Text extract
That’s a phrase I used to like to throw around. The idea is that all sounds are ultimately ripples in the atmosphere, changes in air pressure that our ears can decode; and as such the waves that radiate through the air carrying a Beethoven symphony are no different from the ones that radiate out from a car accident.
That’s true, I think; but it’s not the whole truth, because each wave is perfectly unique as well. No two can be identical. And it is precisely because of this that it’s been possible for us to connect different meanings to these waves. Words, car horns, music, and so on would be indistinguishable if all sounds were the same.
These two truths seem to coexist as a kind of double helix, with one strand standing for the unity of all sounds and the other standing for the uniqueness of each. Sound is comprised of both.
Most of us only call certain sounds music. If a hammer falls off of a table, say, most people would not define the resulting clatter as music. But, happily, there are some of us who would hear music in that falling hammer, and it is the music made by these people that is the subject of this post. The station I’ve been working on this week, named “Ovals,” is the soundtrack. Listen.

Element and coordinate records
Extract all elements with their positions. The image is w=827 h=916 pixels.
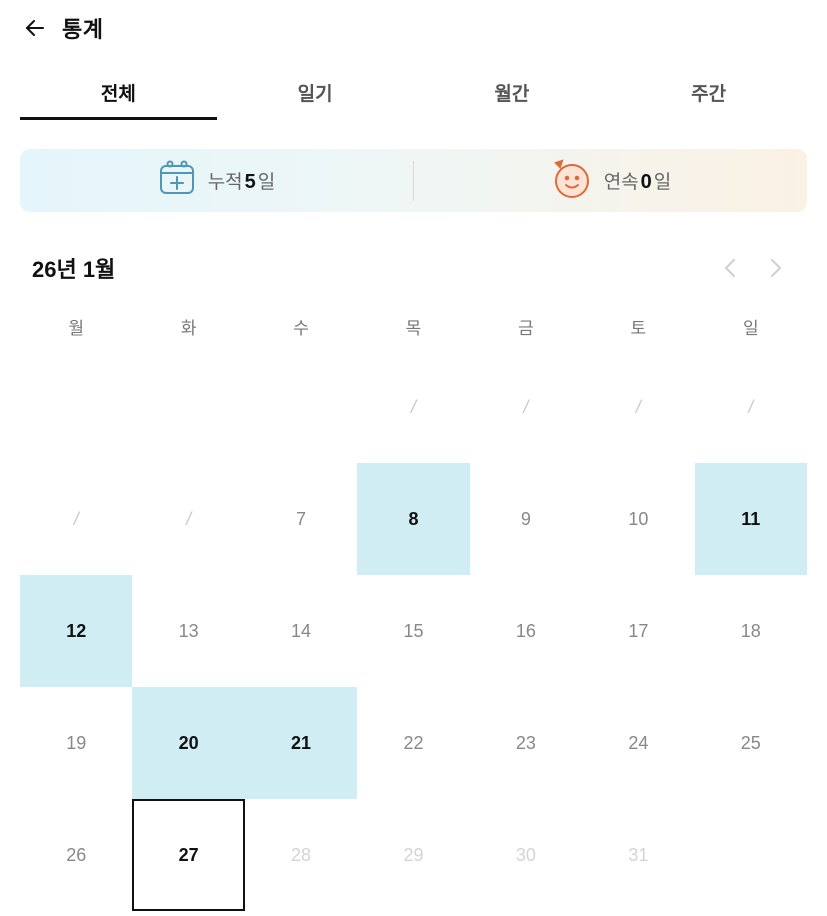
calendar-cell-empty bbox=[20, 351, 132, 463]
calendar-day[interactable]: 22 bbox=[357, 687, 469, 799]
calendar-day[interactable]: 8 bbox=[357, 463, 470, 575]
summary-card: 누적 5 일 연속 0 일 bbox=[20, 149, 807, 212]
streak-unit: 일 bbox=[653, 172, 672, 193]
arrow-left-icon[interactable] bbox=[22, 15, 48, 41]
calendar-cell-empty: / bbox=[635, 396, 641, 417]
calendar-cell-empty: / bbox=[748, 396, 754, 417]
calendar-cell-empty: / bbox=[410, 396, 416, 417]
calendar-day[interactable]: 21 bbox=[244, 687, 358, 799]
streak-value: 0 bbox=[640, 171, 652, 193]
tab-diary[interactable]: 일기 bbox=[217, 62, 414, 122]
month-nav bbox=[722, 256, 802, 280]
calendar-day[interactable]: 16 bbox=[470, 575, 582, 687]
chevron-right-icon[interactable] bbox=[768, 256, 784, 280]
app-header: 통계 bbox=[22, 8, 103, 48]
calendar-day[interactable]: 24 bbox=[582, 687, 694, 799]
calendar-day[interactable]: 14 bbox=[245, 575, 357, 687]
total-value: 5 bbox=[244, 171, 256, 193]
calendar-cell-empty bbox=[245, 351, 357, 463]
streak-label: 연속 bbox=[603, 172, 639, 193]
calendar-day[interactable]: 7 bbox=[245, 463, 357, 575]
tab-bar: 전체 일기 월간 주간 bbox=[20, 62, 807, 122]
calendar-day[interactable]: 13 bbox=[132, 575, 244, 687]
calendar-day[interactable]: 31 bbox=[582, 799, 694, 911]
weekday-label: 월 bbox=[68, 318, 85, 338]
total-unit: 일 bbox=[257, 172, 276, 193]
weekday-label: 금 bbox=[518, 318, 534, 338]
calendar-cell-empty bbox=[132, 351, 244, 463]
calendar-day[interactable]: 12 bbox=[20, 575, 133, 687]
calendar-day[interactable]: 29 bbox=[357, 799, 469, 911]
calendar-day[interactable]: 11 bbox=[694, 463, 807, 575]
calendar-cell-empty bbox=[695, 799, 807, 911]
chevron-left-icon[interactable] bbox=[722, 256, 738, 280]
weekday-header: 월화수목금토일 bbox=[20, 305, 807, 347]
calendar-day-today[interactable]: 27 bbox=[132, 799, 245, 911]
calendar-day[interactable]: 25 bbox=[695, 687, 807, 799]
calendar-cell-empty: / bbox=[523, 396, 529, 417]
calendar-cell-empty: / bbox=[73, 508, 79, 529]
calendar-day[interactable]: 23 bbox=[470, 687, 582, 799]
streak-days-stat: 연속 0 일 bbox=[414, 157, 807, 205]
month-title: 26년 1월 bbox=[32, 257, 116, 282]
calendar-cell-empty: / bbox=[186, 508, 192, 529]
tab-weekly[interactable]: 주간 bbox=[610, 62, 807, 122]
calendar-day[interactable]: 9 bbox=[470, 463, 582, 575]
calendar-day[interactable]: 10 bbox=[582, 463, 694, 575]
calendar-day[interactable]: 19 bbox=[20, 687, 132, 799]
tab-monthly[interactable]: 월간 bbox=[414, 62, 611, 122]
calendar-header: 26년 1월 bbox=[32, 248, 802, 288]
calendar-day[interactable]: 15 bbox=[357, 575, 469, 687]
calendar-day[interactable]: 18 bbox=[695, 575, 807, 687]
calendar-day[interactable]: 26 bbox=[20, 799, 132, 911]
total-days-stat: 누적 5 일 bbox=[20, 159, 413, 203]
calendar-day[interactable]: 30 bbox=[470, 799, 582, 911]
weekday-label: 화 bbox=[180, 318, 197, 338]
weekday-label: 토 bbox=[630, 318, 647, 338]
calendar-grid: / / / / //7 8 9 10 11 12 13 14 15 16 17 18 19 20 21 22 23 24 2… bbox=[20, 351, 807, 911]
total-label: 누적 bbox=[207, 172, 243, 193]
tab-all[interactable]: 전체 bbox=[20, 62, 217, 122]
page-title: 통계 bbox=[62, 17, 104, 42]
calendar-day[interactable]: 20 bbox=[132, 687, 245, 799]
weekday-label: 수 bbox=[293, 318, 309, 338]
calendar-day[interactable]: 17 bbox=[582, 575, 694, 687]
weekday-label: 목 bbox=[405, 318, 422, 338]
calendar-plus-icon bbox=[158, 159, 196, 203]
calendar-day[interactable]: 28 bbox=[245, 799, 357, 911]
weekday-label: 일 bbox=[742, 318, 759, 338]
smiley-face-icon bbox=[550, 157, 592, 205]
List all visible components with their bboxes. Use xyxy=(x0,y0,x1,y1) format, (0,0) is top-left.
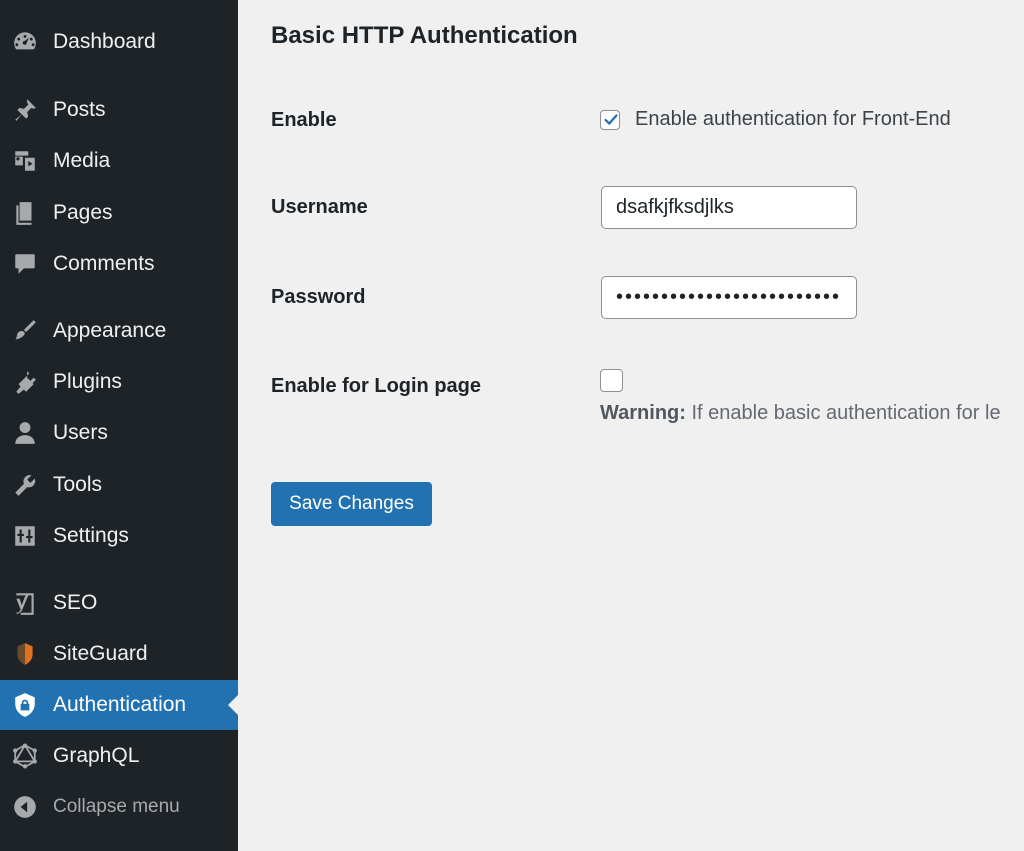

Task to carry out
Rewrite the passage on sound with "car horns" swapped for "sirens", beginning at the words "That’s true, I" and stopping after "were the same.".

Solution for this task
That’s true, I think; but it’s not the whole truth, because each wave is perfectly unique as well. No two can be identical. And it is precisely because of this that it’s been possible for us to connect different meanings to these waves. Words, sirens, music, and so on would be indistinguishable if all sounds were the same.